■ **Request**
Each line should be copied exactly.

■ **Information shown**
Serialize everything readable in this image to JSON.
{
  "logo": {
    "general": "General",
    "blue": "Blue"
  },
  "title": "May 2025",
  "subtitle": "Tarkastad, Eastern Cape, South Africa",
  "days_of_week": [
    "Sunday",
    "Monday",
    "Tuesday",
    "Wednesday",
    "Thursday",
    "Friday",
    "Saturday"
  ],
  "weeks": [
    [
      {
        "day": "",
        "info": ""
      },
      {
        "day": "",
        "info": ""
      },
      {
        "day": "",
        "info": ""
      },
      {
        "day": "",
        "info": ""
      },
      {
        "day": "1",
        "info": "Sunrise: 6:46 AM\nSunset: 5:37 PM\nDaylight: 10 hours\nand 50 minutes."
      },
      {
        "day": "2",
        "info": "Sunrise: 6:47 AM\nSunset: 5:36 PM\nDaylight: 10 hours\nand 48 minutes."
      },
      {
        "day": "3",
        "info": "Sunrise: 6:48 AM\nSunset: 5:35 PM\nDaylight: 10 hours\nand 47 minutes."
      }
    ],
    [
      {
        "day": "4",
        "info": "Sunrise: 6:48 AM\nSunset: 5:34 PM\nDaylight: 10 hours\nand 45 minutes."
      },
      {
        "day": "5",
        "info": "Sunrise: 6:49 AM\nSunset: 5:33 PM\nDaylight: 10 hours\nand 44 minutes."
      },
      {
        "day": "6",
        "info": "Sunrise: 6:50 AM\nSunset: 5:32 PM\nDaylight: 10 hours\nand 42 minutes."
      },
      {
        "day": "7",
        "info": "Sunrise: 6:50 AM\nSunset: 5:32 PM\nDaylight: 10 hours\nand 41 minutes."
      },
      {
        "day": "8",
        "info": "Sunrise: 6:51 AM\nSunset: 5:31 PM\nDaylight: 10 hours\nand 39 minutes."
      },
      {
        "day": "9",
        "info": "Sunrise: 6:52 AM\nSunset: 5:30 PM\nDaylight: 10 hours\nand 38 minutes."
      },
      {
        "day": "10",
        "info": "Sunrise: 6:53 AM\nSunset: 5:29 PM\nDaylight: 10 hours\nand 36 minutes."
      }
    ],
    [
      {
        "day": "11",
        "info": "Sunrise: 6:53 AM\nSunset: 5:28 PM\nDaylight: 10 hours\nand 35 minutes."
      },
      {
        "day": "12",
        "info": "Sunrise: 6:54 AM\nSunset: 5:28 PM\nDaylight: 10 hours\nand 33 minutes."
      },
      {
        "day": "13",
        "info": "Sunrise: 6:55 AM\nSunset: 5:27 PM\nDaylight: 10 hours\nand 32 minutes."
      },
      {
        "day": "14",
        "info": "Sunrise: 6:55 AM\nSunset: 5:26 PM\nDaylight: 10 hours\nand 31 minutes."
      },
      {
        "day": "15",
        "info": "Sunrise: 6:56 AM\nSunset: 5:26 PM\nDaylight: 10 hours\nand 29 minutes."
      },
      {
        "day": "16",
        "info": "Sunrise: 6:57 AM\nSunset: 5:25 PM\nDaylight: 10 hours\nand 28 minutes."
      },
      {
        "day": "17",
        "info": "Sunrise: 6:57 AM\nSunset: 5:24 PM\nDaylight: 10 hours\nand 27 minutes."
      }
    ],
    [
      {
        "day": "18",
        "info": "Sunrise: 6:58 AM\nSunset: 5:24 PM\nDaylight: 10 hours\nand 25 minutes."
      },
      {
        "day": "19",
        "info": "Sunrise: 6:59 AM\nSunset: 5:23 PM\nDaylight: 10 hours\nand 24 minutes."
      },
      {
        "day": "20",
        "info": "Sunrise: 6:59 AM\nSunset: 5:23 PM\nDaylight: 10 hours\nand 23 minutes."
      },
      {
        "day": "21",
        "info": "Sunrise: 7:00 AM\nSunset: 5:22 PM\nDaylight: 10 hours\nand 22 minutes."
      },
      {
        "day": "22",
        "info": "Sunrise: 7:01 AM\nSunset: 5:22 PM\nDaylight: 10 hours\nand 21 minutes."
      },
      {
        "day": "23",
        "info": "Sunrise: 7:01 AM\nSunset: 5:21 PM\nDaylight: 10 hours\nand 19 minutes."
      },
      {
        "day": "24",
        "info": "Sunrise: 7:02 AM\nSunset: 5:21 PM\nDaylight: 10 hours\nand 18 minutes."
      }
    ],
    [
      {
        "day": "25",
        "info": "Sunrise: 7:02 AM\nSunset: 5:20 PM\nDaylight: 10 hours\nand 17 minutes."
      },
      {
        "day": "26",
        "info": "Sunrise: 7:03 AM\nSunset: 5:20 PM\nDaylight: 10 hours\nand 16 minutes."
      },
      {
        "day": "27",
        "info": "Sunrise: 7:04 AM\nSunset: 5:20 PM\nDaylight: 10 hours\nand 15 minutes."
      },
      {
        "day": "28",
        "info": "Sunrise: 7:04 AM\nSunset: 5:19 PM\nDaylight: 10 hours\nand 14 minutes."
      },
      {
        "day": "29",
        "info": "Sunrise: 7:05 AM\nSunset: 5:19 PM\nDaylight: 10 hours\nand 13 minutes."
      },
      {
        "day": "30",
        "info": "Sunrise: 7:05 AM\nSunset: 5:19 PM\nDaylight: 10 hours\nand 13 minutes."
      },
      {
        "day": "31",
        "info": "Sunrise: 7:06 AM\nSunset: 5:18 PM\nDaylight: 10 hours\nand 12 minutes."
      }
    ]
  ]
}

■ **Reply**
Serialize everything readable in this image to JSON.
{
  "logo": {
    "general": "General",
    "blue": "Blue"
  },
  "title": "May 2025",
  "subtitle": "Tarkastad, Eastern Cape, South Africa",
  "days_of_week": [
    "Sunday",
    "Monday",
    "Tuesday",
    "Wednesday",
    "Thursday",
    "Friday",
    "Saturday"
  ],
  "weeks": [
    [
      {
        "day": "",
        "info": ""
      },
      {
        "day": "",
        "info": ""
      },
      {
        "day": "",
        "info": ""
      },
      {
        "day": "",
        "info": ""
      },
      {
        "day": "1",
        "info": "Sunrise: 6:46 AM\nSunset: 5:37 PM\nDaylight: 10 hours\nand 50 minutes."
      },
      {
        "day": "2",
        "info": "Sunrise: 6:47 AM\nSunset: 5:36 PM\nDaylight: 10 hours\nand 48 minutes."
      },
      {
        "day": "3",
        "info": "Sunrise: 6:48 AM\nSunset: 5:35 PM\nDaylight: 10 hours\nand 47 minutes."
      }
    ],
    [
      {
        "day": "4",
        "info": "Sunrise: 6:48 AM\nSunset: 5:34 PM\nDaylight: 10 hours\nand 45 minutes."
      },
      {
        "day": "5",
        "info": "Sunrise: 6:49 AM\nSunset: 5:33 PM\nDaylight: 10 hours\nand 44 minutes."
      },
      {
        "day": "6",
        "info": "Sunrise: 6:50 AM\nSunset: 5:32 PM\nDaylight: 10 hours\nand 42 minutes."
      },
      {
        "day": "7",
        "info": "Sunrise: 6:50 AM\nSunset: 5:32 PM\nDaylight: 10 hours\nand 41 minutes."
      },
      {
        "day": "8",
        "info": "Sunrise: 6:51 AM\nSunset: 5:31 PM\nDaylight: 10 hours\nand 39 minutes."
      },
      {
        "day": "9",
        "info": "Sunrise: 6:52 AM\nSunset: 5:30 PM\nDaylight: 10 hours\nand 38 minutes."
      },
      {
        "day": "10",
        "info": "Sunrise: 6:53 AM\nSunset: 5:29 PM\nDaylight: 10 hours\nand 36 minutes."
      }
    ],
    [
      {
        "day": "11",
        "info": "Sunrise: 6:53 AM\nSunset: 5:28 PM\nDaylight: 10 hours\nand 35 minutes."
      },
      {
        "day": "12",
        "info": "Sunrise: 6:54 AM\nSunset: 5:28 PM\nDaylight: 10 hours\nand 33 minutes."
      },
      {
        "day": "13",
        "info": "Sunrise: 6:55 AM\nSunset: 5:27 PM\nDaylight: 10 hours\nand 32 minutes."
      },
      {
        "day": "14",
        "info": "Sunrise: 6:55 AM\nSunset: 5:26 PM\nDaylight: 10 hours\nand 31 minutes."
      },
      {
        "day": "15",
        "info": "Sunrise: 6:56 AM\nSunset: 5:26 PM\nDaylight: 10 hours\nand 29 minutes."
      },
      {
        "day": "16",
        "info": "Sunrise: 6:57 AM\nSunset: 5:25 PM\nDaylight: 10 hours\nand 28 minutes."
      },
      {
        "day": "17",
        "info": "Sunrise: 6:57 AM\nSunset: 5:24 PM\nDaylight: 10 hours\nand 27 minutes."
      }
    ],
    [
      {
        "day": "18",
        "info": "Sunrise: 6:58 AM\nSunset: 5:24 PM\nDaylight: 10 hours\nand 25 minutes."
      },
      {
        "day": "19",
        "info": "Sunrise: 6:59 AM\nSunset: 5:23 PM\nDaylight: 10 hours\nand 24 minutes."
      },
      {
        "day": "20",
        "info": "Sunrise: 6:59 AM\nSunset: 5:23 PM\nDaylight: 10 hours\nand 23 minutes."
      },
      {
        "day": "21",
        "info": "Sunrise: 7:00 AM\nSunset: 5:22 PM\nDaylight: 10 hours\nand 22 minutes."
      },
      {
        "day": "22",
        "info": "Sunrise: 7:01 AM\nSunset: 5:22 PM\nDaylight: 10 hours\nand 21 minutes."
      },
      {
        "day": "23",
        "info": "Sunrise: 7:01 AM\nSunset: 5:21 PM\nDaylight: 10 hours\nand 19 minutes."
      },
      {
        "day": "24",
        "info": "Sunrise: 7:02 AM\nSunset: 5:21 PM\nDaylight: 10 hours\nand 18 minutes."
      }
    ],
    [
      {
        "day": "25",
        "info": "Sunrise: 7:02 AM\nSunset: 5:20 PM\nDaylight: 10 hours\nand 17 minutes."
      },
      {
        "day": "26",
        "info": "Sunrise: 7:03 AM\nSunset: 5:20 PM\nDaylight: 10 hours\nand 16 minutes."
      },
      {
        "day": "27",
        "info": "Sunrise: 7:04 AM\nSunset: 5:20 PM\nDaylight: 10 hours\nand 15 minutes."
      },
      {
        "day": "28",
        "info": "Sunrise: 7:04 AM\nSunset: 5:19 PM\nDaylight: 10 hours\nand 14 minutes."
      },
      {
        "day": "29",
        "info": "Sunrise: 7:05 AM\nSunset: 5:19 PM\nDaylight: 10 hours\nand 13 minutes."
      },
      {
        "day": "30",
        "info": "Sunrise: 7:05 AM\nSunset: 5:19 PM\nDaylight: 10 hours\nand 13 minutes."
      },
      {
        "day": "31",
        "info": "Sunrise: 7:06 AM\nSunset: 5:18 PM\nDaylight: 10 hours\nand 12 minutes."
      }
    ]
  ]
}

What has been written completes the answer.